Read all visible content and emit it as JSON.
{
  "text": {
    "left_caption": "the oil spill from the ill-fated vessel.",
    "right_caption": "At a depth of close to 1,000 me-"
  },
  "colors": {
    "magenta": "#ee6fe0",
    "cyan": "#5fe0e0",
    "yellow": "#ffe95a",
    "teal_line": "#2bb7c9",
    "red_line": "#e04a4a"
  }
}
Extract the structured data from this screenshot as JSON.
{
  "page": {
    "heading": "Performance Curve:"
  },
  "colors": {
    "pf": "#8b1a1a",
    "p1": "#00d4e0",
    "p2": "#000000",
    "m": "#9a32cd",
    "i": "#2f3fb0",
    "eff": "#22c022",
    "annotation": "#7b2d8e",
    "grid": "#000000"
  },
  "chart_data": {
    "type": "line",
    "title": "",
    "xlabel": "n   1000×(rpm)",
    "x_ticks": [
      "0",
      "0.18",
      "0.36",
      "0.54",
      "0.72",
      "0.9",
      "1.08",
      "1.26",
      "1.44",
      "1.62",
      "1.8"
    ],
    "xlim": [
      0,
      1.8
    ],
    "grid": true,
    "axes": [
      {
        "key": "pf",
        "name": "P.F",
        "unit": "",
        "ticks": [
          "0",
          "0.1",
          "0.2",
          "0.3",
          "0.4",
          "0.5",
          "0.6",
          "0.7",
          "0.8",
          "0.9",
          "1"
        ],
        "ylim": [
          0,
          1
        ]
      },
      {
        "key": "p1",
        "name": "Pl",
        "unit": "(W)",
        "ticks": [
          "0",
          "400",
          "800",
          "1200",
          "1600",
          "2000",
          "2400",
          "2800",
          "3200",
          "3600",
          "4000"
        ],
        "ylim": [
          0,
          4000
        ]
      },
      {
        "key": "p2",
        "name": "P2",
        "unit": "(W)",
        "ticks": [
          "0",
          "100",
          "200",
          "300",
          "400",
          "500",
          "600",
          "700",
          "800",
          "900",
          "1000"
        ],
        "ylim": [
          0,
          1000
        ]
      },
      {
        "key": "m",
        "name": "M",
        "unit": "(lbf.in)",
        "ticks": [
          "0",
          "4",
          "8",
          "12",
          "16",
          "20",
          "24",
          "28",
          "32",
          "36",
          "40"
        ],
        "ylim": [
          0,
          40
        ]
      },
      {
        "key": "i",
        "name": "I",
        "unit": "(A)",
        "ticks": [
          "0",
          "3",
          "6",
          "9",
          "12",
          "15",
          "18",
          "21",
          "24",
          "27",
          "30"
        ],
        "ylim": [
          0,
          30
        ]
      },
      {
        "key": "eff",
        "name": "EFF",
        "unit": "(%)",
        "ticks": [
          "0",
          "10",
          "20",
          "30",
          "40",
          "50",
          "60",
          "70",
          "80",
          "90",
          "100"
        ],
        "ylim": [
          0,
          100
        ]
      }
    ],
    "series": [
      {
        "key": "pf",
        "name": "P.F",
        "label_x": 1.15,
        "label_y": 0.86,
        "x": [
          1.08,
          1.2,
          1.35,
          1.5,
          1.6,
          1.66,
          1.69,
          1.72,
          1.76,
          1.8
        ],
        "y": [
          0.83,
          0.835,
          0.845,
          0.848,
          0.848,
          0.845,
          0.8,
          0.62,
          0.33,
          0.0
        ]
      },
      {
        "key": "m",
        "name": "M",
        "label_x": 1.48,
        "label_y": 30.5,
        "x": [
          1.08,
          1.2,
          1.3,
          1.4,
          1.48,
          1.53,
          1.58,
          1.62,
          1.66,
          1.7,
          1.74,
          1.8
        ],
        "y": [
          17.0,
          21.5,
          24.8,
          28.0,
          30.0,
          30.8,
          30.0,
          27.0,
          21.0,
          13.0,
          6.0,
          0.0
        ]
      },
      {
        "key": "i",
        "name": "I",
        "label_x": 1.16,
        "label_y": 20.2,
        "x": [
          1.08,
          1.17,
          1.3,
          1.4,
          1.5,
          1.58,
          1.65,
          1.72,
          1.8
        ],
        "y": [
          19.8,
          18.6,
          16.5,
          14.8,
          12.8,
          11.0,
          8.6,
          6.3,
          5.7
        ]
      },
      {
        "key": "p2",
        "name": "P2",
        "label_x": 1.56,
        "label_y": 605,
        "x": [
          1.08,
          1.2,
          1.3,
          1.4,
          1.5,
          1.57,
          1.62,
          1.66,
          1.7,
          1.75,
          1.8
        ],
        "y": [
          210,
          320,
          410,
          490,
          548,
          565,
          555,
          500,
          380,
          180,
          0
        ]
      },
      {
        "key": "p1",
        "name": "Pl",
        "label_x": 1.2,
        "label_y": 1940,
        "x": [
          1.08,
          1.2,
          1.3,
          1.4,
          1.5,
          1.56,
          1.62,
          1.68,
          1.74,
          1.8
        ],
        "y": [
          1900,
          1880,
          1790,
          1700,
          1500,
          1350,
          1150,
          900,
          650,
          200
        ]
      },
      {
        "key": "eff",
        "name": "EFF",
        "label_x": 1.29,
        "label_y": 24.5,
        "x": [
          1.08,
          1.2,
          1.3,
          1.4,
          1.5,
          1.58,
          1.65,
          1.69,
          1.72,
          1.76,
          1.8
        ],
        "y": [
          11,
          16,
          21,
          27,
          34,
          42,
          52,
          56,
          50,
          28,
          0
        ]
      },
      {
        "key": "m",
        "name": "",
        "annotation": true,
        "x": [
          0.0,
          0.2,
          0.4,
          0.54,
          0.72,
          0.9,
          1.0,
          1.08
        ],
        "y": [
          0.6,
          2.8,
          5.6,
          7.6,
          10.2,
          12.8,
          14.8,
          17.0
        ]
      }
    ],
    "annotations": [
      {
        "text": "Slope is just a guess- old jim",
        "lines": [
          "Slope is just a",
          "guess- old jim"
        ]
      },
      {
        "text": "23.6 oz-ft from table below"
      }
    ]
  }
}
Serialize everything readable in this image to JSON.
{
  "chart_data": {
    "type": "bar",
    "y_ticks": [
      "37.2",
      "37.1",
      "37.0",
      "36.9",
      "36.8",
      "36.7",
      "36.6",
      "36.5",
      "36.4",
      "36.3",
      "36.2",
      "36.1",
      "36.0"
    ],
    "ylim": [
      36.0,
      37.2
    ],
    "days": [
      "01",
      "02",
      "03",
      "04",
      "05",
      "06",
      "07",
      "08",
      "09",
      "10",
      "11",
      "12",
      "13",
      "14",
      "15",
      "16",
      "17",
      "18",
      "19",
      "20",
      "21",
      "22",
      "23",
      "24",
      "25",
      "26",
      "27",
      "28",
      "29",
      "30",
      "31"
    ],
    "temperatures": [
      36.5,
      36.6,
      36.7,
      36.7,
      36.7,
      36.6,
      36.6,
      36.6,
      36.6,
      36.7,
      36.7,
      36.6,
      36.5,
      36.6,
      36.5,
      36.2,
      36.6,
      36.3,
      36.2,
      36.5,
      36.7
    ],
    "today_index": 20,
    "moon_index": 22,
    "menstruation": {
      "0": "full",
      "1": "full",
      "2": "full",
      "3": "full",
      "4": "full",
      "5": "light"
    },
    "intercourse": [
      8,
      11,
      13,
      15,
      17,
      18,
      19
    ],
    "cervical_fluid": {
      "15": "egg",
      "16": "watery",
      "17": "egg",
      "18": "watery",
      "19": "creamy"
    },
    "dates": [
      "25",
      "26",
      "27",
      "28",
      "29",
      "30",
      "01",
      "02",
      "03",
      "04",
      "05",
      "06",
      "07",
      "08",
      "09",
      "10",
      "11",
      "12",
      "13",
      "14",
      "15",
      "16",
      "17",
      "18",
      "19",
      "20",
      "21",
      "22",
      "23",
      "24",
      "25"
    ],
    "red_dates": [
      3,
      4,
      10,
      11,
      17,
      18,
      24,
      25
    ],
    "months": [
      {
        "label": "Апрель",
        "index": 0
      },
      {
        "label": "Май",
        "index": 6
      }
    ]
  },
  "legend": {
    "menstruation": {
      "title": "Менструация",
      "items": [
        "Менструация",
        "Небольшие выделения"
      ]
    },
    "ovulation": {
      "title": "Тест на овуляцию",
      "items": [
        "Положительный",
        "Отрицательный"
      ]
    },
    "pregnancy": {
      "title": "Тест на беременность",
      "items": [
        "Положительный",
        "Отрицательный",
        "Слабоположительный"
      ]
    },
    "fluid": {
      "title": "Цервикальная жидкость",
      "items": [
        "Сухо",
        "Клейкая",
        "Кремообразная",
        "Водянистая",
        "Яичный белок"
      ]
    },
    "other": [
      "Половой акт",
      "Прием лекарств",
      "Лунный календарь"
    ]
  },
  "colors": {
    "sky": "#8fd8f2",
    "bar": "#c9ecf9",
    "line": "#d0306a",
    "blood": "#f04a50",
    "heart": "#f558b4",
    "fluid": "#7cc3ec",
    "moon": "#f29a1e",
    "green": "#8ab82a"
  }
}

--

**Aim**.
Answer with one number: how many lines in the listing hold "title".

**Output of the exercise**.
5